Records from a dataset:
----
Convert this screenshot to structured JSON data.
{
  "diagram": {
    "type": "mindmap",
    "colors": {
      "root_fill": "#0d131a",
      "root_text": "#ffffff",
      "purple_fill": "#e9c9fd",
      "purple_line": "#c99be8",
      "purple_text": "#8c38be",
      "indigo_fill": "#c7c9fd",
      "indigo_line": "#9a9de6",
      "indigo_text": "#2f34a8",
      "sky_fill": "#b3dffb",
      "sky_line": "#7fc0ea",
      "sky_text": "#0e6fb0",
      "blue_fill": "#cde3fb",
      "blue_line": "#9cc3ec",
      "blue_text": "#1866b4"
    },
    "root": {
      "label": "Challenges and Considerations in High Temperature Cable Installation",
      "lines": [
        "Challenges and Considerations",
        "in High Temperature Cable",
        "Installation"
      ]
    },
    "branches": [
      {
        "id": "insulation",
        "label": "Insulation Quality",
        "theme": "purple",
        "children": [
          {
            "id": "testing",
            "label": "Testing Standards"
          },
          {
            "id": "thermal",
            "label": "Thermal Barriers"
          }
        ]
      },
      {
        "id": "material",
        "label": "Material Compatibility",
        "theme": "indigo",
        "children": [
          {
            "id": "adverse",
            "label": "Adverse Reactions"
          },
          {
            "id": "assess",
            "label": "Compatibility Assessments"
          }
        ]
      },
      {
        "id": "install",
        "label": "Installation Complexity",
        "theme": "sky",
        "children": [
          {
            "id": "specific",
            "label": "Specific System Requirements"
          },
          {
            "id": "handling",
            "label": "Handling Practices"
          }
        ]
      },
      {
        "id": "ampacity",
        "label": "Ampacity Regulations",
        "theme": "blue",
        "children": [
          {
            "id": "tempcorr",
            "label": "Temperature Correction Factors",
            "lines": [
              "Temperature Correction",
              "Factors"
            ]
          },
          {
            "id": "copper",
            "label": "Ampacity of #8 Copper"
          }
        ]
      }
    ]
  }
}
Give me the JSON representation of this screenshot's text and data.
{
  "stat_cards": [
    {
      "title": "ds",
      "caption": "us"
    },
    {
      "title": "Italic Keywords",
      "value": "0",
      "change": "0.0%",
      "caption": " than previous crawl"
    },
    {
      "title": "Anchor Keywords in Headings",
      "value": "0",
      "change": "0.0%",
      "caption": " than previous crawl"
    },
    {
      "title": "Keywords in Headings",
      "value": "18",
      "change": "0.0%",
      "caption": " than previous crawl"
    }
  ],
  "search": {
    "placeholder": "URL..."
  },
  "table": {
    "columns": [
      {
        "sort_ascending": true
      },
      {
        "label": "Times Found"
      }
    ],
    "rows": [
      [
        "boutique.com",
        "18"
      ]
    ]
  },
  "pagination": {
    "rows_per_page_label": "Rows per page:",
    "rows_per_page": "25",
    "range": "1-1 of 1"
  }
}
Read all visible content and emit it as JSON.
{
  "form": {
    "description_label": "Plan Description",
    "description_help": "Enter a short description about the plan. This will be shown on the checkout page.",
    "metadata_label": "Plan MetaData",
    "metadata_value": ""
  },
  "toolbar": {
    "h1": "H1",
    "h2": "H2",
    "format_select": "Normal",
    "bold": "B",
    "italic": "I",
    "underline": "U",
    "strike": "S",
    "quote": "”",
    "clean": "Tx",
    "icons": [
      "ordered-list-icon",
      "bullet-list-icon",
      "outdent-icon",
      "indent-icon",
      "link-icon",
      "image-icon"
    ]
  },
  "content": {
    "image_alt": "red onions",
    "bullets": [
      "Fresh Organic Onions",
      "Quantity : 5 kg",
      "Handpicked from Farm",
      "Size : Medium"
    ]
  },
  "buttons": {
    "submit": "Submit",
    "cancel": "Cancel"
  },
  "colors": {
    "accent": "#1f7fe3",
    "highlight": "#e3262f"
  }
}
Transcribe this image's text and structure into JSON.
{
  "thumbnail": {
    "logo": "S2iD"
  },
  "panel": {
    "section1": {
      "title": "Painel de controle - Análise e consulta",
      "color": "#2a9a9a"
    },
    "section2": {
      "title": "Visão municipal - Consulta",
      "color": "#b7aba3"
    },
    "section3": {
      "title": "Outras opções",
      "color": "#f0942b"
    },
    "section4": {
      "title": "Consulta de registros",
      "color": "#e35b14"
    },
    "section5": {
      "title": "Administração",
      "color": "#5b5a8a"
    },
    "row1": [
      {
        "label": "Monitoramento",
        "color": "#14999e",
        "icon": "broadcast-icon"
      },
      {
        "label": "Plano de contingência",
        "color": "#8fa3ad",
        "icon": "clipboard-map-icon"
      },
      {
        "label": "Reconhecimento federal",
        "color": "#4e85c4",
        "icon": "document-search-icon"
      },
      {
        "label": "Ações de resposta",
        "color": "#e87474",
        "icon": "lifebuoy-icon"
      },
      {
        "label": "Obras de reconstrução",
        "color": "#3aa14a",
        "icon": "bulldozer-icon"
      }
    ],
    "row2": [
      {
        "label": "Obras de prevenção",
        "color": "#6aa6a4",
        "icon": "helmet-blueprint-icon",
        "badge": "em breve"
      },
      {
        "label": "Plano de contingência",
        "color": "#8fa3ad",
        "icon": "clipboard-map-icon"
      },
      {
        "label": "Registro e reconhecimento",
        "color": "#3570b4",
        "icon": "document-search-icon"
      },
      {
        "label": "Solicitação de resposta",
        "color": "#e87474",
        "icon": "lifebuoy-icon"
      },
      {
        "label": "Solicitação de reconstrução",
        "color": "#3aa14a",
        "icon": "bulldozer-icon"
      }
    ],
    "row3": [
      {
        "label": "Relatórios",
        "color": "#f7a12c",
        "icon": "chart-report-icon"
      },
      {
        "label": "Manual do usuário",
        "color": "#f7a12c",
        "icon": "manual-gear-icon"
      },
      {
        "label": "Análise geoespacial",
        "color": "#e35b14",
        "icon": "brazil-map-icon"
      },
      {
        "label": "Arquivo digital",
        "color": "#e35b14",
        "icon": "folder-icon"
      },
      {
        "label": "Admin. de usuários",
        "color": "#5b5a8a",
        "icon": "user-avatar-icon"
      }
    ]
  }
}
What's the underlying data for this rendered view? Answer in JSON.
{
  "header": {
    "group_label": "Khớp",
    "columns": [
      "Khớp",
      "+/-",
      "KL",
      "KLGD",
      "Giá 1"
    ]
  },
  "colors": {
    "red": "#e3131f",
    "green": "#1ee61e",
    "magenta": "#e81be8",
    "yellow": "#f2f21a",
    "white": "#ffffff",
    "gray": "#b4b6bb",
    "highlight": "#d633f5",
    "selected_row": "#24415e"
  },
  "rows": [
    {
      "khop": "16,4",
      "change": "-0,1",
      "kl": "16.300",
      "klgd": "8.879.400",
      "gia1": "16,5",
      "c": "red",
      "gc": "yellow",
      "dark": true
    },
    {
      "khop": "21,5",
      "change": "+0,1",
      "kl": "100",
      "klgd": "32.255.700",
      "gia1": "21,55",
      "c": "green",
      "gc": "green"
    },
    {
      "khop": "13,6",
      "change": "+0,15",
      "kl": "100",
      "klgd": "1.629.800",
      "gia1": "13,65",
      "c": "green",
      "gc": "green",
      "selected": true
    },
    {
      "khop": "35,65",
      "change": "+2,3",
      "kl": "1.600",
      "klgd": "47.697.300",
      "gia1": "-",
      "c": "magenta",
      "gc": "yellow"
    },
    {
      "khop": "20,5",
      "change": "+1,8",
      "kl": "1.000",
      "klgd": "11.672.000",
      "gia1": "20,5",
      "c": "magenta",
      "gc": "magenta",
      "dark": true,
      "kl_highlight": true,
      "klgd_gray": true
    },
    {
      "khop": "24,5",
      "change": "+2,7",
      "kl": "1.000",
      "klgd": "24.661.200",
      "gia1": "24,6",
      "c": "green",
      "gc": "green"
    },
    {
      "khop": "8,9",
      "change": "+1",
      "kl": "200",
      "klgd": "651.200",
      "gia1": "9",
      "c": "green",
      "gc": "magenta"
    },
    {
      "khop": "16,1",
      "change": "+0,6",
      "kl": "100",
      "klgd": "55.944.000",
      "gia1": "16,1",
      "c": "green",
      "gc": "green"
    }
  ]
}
----
Work instructions
Using the entries above, find all lines with "Keywords". Copy them.

Complete output
      "title": "Italic Keywords",
      "title": "Anchor Keywords in Headings",
      "title": "Keywords in Headings",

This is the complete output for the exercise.